_SET EXERCISE_
The entries below are to be repeated exactly as they stand.

_DATASET RECORDS_

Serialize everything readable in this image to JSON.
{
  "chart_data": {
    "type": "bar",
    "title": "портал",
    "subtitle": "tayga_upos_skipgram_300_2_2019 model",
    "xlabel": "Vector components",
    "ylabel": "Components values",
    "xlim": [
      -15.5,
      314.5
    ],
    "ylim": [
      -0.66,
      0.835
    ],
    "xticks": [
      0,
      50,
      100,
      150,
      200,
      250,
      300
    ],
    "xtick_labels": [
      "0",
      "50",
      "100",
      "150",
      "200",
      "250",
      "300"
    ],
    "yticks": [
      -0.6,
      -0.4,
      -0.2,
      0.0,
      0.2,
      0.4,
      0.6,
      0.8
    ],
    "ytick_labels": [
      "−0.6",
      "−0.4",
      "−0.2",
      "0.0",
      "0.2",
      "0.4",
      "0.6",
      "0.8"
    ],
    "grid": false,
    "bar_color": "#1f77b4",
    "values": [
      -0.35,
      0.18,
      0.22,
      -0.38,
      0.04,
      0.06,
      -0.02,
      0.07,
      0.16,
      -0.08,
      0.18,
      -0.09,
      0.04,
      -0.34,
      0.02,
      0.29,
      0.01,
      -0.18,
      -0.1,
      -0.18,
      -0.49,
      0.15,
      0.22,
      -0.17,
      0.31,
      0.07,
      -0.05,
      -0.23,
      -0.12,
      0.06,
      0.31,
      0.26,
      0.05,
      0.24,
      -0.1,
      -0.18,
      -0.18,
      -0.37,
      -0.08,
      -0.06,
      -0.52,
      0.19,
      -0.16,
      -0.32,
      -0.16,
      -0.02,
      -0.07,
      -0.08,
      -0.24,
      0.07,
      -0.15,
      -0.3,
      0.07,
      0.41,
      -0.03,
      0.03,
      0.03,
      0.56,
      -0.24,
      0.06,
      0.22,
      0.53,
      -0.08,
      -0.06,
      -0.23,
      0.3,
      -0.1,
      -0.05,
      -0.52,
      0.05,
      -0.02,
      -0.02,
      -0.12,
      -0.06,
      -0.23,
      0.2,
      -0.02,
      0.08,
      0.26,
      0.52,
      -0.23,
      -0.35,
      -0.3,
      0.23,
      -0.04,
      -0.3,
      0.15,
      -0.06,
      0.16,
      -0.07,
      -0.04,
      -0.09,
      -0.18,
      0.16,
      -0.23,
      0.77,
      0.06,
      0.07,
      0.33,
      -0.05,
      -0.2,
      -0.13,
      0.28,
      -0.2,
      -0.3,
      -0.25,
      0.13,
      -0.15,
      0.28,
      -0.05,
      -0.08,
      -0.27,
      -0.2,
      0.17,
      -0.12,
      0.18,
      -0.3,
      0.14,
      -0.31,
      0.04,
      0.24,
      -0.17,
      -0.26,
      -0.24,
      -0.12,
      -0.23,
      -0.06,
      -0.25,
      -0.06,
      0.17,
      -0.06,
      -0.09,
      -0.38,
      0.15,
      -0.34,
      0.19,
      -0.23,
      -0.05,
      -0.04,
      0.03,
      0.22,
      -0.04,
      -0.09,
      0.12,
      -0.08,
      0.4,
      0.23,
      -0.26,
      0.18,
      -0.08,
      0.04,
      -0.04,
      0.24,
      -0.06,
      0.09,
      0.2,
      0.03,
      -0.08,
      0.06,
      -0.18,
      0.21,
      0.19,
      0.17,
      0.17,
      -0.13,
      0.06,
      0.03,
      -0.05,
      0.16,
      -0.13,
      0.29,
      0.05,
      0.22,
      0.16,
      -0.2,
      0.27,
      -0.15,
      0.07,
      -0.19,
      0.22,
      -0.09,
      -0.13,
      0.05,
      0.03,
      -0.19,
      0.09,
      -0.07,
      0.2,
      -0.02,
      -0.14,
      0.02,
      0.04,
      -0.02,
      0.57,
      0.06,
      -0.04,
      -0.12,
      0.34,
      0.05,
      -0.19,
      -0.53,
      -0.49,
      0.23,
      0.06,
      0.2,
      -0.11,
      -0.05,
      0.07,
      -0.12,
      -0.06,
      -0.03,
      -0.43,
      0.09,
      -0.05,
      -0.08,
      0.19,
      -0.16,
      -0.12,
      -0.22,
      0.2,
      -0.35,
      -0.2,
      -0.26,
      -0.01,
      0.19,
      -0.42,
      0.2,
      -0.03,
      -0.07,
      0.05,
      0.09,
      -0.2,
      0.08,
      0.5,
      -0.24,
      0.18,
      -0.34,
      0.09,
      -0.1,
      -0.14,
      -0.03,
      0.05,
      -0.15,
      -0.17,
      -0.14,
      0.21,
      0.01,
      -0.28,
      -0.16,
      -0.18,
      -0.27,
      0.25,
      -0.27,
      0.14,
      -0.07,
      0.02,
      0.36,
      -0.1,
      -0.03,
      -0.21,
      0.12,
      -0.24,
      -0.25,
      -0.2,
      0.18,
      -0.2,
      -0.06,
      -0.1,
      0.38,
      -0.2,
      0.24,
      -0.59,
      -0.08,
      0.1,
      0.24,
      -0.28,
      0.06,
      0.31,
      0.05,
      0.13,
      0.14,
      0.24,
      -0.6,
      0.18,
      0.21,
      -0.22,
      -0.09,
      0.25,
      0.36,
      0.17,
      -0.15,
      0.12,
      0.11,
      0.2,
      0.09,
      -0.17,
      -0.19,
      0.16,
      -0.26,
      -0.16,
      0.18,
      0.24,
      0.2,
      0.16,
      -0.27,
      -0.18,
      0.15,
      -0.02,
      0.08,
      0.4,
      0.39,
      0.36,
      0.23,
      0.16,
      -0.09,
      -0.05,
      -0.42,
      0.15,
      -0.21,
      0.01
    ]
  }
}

_EXPECTED OUTPUT_
Serialize everything readable in this image to JSON.
{
  "chart_data": {
    "type": "bar",
    "title": "портал",
    "subtitle": "tayga_upos_skipgram_300_2_2019 model",
    "xlabel": "Vector components",
    "ylabel": "Components values",
    "xlim": [
      -15.5,
      314.5
    ],
    "ylim": [
      -0.66,
      0.835
    ],
    "xticks": [
      0,
      50,
      100,
      150,
      200,
      250,
      300
    ],
    "xtick_labels": [
      "0",
      "50",
      "100",
      "150",
      "200",
      "250",
      "300"
    ],
    "yticks": [
      -0.6,
      -0.4,
      -0.2,
      0.0,
      0.2,
      0.4,
      0.6,
      0.8
    ],
    "ytick_labels": [
      "−0.6",
      "−0.4",
      "−0.2",
      "0.0",
      "0.2",
      "0.4",
      "0.6",
      "0.8"
    ],
    "grid": false,
    "bar_color": "#1f77b4",
    "values": [
      -0.35,
      0.18,
      0.22,
      -0.38,
      0.04,
      0.06,
      -0.02,
      0.07,
      0.16,
      -0.08,
      0.18,
      -0.09,
      0.04,
      -0.34,
      0.02,
      0.29,
      0.01,
      -0.18,
      -0.1,
      -0.18,
      -0.49,
      0.15,
      0.22,
      -0.17,
      0.31,
      0.07,
      -0.05,
      -0.23,
      -0.12,
      0.06,
      0.31,
      0.26,
      0.05,
      0.24,
      -0.1,
      -0.18,
      -0.18,
      -0.37,
      -0.08,
      -0.06,
      -0.52,
      0.19,
      -0.16,
      -0.32,
      -0.16,
      -0.02,
      -0.07,
      -0.08,
      -0.24,
      0.07,
      -0.15,
      -0.3,
      0.07,
      0.41,
      -0.03,
      0.03,
      0.03,
      0.56,
      -0.24,
      0.06,
      0.22,
      0.53,
      -0.08,
      -0.06,
      -0.23,
      0.3,
      -0.1,
      -0.05,
      -0.52,
      0.05,
      -0.02,
      -0.02,
      -0.12,
      -0.06,
      -0.23,
      0.2,
      -0.02,
      0.08,
      0.26,
      0.52,
      -0.23,
      -0.35,
      -0.3,
      0.23,
      -0.04,
      -0.3,
      0.15,
      -0.06,
      0.16,
      -0.07,
      -0.04,
      -0.09,
      -0.18,
      0.16,
      -0.23,
      0.77,
      0.06,
      0.07,
      0.33,
      -0.05,
      -0.2,
      -0.13,
      0.28,
      -0.2,
      -0.3,
      -0.25,
      0.13,
      -0.15,
      0.28,
      -0.05,
      -0.08,
      -0.27,
      -0.2,
      0.17,
      -0.12,
      0.18,
      -0.3,
      0.14,
      -0.31,
      0.04,
      0.24,
      -0.17,
      -0.26,
      -0.24,
      -0.12,
      -0.23,
      -0.06,
      -0.25,
      -0.06,
      0.17,
      -0.06,
      -0.09,
      -0.38,
      0.15,
      -0.34,
      0.19,
      -0.23,
      -0.05,
      -0.04,
      0.03,
      0.22,
      -0.04,
      -0.09,
      0.12,
      -0.08,
      0.4,
      0.23,
      -0.26,
      0.18,
      -0.08,
      0.04,
      -0.04,
      0.24,
      -0.06,
      0.09,
      0.2,
      0.03,
      -0.08,
      0.06,
      -0.18,
      0.21,
      0.19,
      0.17,
      0.17,
      -0.13,
      0.06,
      0.03,
      -0.05,
      0.16,
      -0.13,
      0.29,
      0.05,
      0.22,
      0.16,
      -0.2,
      0.27,
      -0.15,
      0.07,
      -0.19,
      0.22,
      -0.09,
      -0.13,
      0.05,
      0.03,
      -0.19,
      0.09,
      -0.07,
      0.2,
      -0.02,
      -0.14,
      0.02,
      0.04,
      -0.02,
      0.57,
      0.06,
      -0.04,
      -0.12,
      0.34,
      0.05,
      -0.19,
      -0.53,
      -0.49,
      0.23,
      0.06,
      0.2,
      -0.11,
      -0.05,
      0.07,
      -0.12,
      -0.06,
      -0.03,
      -0.43,
      0.09,
      -0.05,
      -0.08,
      0.19,
      -0.16,
      -0.12,
      -0.22,
      0.2,
      -0.35,
      -0.2,
      -0.26,
      -0.01,
      0.19,
      -0.42,
      0.2,
      -0.03,
      -0.07,
      0.05,
      0.09,
      -0.2,
      0.08,
      0.5,
      -0.24,
      0.18,
      -0.34,
      0.09,
      -0.1,
      -0.14,
      -0.03,
      0.05,
      -0.15,
      -0.17,
      -0.14,
      0.21,
      0.01,
      -0.28,
      -0.16,
      -0.18,
      -0.27,
      0.25,
      -0.27,
      0.14,
      -0.07,
      0.02,
      0.36,
      -0.1,
      -0.03,
      -0.21,
      0.12,
      -0.24,
      -0.25,
      -0.2,
      0.18,
      -0.2,
      -0.06,
      -0.1,
      0.38,
      -0.2,
      0.24,
      -0.59,
      -0.08,
      0.1,
      0.24,
      -0.28,
      0.06,
      0.31,
      0.05,
      0.13,
      0.14,
      0.24,
      -0.6,
      0.18,
      0.21,
      -0.22,
      -0.09,
      0.25,
      0.36,
      0.17,
      -0.15,
      0.12,
      0.11,
      0.2,
      0.09,
      -0.17,
      -0.19,
      0.16,
      -0.26,
      -0.16,
      0.18,
      0.24,
      0.2,
      0.16,
      -0.27,
      -0.18,
      0.15,
      -0.02,
      0.08,
      0.4,
      0.39,
      0.36,
      0.23,
      0.16,
      -0.09,
      -0.05,
      -0.42,
      0.15,
      -0.21,
      0.01
    ]
  }
}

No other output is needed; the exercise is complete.